▶ **DIRECTIONS FOR THIS TASK**
Repeat each entry exactly and drop the pictures.

▶ **INFORMATION SUPPLIED**
· · ·

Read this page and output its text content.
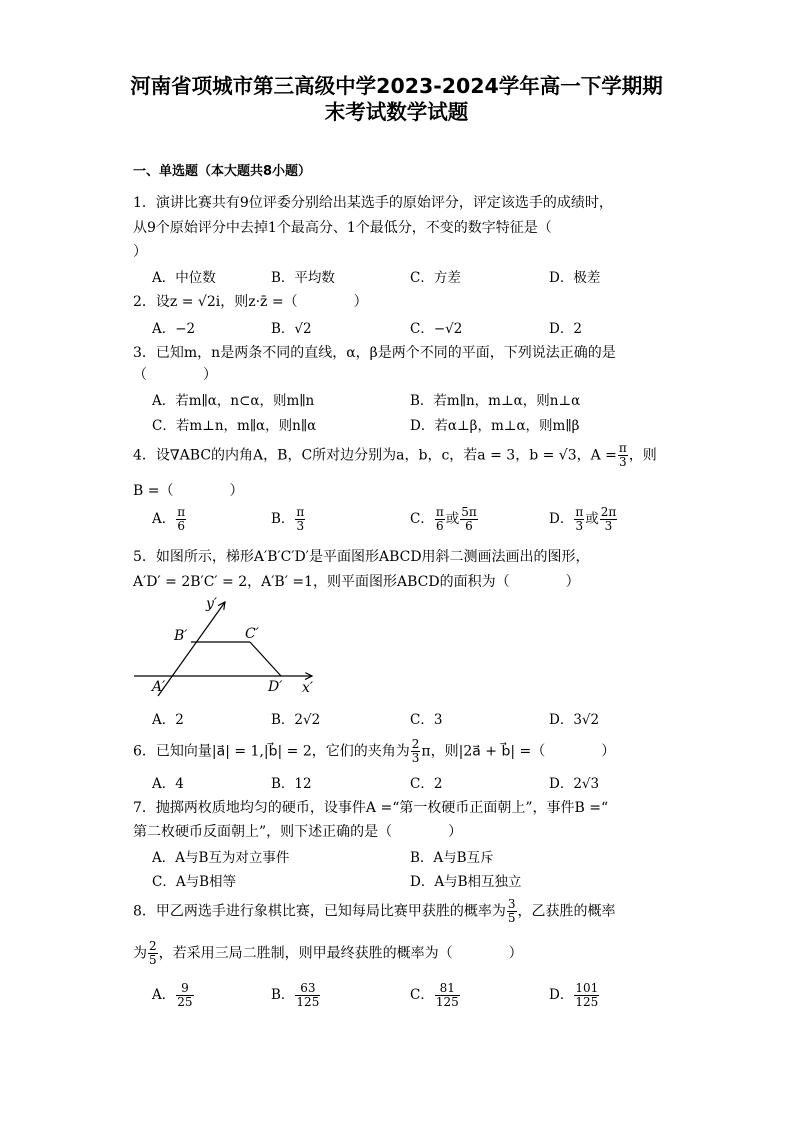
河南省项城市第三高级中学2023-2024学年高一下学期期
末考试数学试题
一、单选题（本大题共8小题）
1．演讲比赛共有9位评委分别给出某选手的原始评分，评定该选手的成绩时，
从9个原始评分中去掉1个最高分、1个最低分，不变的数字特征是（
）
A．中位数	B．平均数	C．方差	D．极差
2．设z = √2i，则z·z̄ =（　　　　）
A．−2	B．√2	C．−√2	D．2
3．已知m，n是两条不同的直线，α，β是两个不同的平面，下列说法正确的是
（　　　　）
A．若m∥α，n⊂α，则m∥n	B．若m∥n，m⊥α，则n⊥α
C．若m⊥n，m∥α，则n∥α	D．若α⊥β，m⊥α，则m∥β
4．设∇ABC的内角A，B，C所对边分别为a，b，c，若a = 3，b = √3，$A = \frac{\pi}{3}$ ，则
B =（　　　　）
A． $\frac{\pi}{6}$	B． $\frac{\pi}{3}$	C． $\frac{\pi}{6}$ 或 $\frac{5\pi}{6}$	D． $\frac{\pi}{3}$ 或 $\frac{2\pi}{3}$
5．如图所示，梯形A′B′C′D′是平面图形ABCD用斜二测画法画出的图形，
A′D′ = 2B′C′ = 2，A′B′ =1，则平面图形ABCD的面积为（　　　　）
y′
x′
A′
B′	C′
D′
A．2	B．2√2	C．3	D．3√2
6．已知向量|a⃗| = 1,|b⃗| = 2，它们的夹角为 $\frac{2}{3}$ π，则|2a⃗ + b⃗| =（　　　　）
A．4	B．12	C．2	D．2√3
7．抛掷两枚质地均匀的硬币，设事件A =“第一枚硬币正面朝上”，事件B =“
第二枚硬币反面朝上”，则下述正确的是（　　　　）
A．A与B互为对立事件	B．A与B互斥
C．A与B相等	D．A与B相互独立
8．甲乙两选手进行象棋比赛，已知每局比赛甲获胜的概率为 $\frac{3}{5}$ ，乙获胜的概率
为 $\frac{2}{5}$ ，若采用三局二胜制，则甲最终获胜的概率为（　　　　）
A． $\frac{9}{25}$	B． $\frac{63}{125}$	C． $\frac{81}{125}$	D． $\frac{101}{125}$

· · ·

▶ **WRITTEN SOLUTION**
Read this page and output its text content.
河南省项城市第三高级中学2023-2024学年高一下学期期
末考试数学试题
一、单选题（本大题共8小题）
1．演讲比赛共有9位评委分别给出某选手的原始评分，评定该选手的成绩时，
从9个原始评分中去掉1个最高分、1个最低分，不变的数字特征是（
）
A．中位数	B．平均数	C．方差	D．极差
2．设z = √2i，则z·z̄ =（　　　　）
A．−2	B．√2	C．−√2	D．2
3．已知m，n是两条不同的直线，α，β是两个不同的平面，下列说法正确的是
（　　　　）
A．若m∥α，n⊂α，则m∥n	B．若m∥n，m⊥α，则n⊥α
C．若m⊥n，m∥α，则n∥α	D．若α⊥β，m⊥α，则m∥β
4．设∇ABC的内角A，B，C所对边分别为a，b，c，若a = 3，b = √3，$A = \frac{\pi}{3}$ ，则
B =（　　　　）
A． $\frac{\pi}{6}$	B． $\frac{\pi}{3}$	C． $\frac{\pi}{6}$ 或 $\frac{5\pi}{6}$	D． $\frac{\pi}{3}$ 或 $\frac{2\pi}{3}$
5．如图所示，梯形A′B′C′D′是平面图形ABCD用斜二测画法画出的图形，
A′D′ = 2B′C′ = 2，A′B′ =1，则平面图形ABCD的面积为（　　　　）
y′
x′
A′
B′	C′
D′
A．2	B．2√2	C．3	D．3√2
6．已知向量|a⃗| = 1,|b⃗| = 2，它们的夹角为 $\frac{2}{3}$ π，则|2a⃗ + b⃗| =（　　　　）
A．4	B．12	C．2	D．2√3
7．抛掷两枚质地均匀的硬币，设事件A =“第一枚硬币正面朝上”，事件B =“
第二枚硬币反面朝上”，则下述正确的是（　　　　）
A．A与B互为对立事件	B．A与B互斥
C．A与B相等	D．A与B相互独立
8．甲乙两选手进行象棋比赛，已知每局比赛甲获胜的概率为 $\frac{3}{5}$ ，乙获胜的概率
为 $\frac{2}{5}$ ，若采用三局二胜制，则甲最终获胜的概率为（　　　　）
A． $\frac{9}{25}$	B． $\frac{63}{125}$	C． $\frac{81}{125}$	D． $\frac{101}{125}$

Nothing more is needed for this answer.